== Provided records ==

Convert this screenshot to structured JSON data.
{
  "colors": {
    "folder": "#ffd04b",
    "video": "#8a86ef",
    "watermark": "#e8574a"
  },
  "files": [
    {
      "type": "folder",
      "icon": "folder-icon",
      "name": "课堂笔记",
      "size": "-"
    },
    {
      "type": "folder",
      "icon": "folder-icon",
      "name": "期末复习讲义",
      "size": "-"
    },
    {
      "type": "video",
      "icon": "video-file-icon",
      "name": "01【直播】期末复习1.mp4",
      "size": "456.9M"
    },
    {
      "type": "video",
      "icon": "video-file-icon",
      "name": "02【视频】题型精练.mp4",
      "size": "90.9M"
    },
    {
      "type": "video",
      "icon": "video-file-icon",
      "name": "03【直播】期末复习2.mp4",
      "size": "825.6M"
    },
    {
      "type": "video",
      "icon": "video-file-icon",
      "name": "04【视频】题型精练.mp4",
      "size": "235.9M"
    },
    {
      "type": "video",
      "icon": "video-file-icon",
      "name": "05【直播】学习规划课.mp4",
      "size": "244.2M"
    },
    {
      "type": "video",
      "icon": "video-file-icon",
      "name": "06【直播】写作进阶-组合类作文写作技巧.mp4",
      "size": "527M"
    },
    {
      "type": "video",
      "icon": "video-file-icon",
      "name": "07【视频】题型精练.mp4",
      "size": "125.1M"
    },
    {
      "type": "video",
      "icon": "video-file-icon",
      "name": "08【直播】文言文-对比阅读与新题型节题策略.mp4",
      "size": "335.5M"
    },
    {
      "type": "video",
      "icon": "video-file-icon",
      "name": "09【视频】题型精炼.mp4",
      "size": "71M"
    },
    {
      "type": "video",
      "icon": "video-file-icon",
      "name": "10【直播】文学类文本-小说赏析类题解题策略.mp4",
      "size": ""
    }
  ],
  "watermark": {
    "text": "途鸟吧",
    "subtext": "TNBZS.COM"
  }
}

===

Your objective » Scan the material above. Copy each line where "size" occurs.

Full output »
      "size": "-"
      "size": "-"
      "size": "456.9M"
      "size": "90.9M"
      "size": "825.6M"
      "size": "235.9M"
      "size": "244.2M"
      "size": "527M"
      "size": "125.1M"
      "size": "335.5M"
      "size": "71M"
      "size": ""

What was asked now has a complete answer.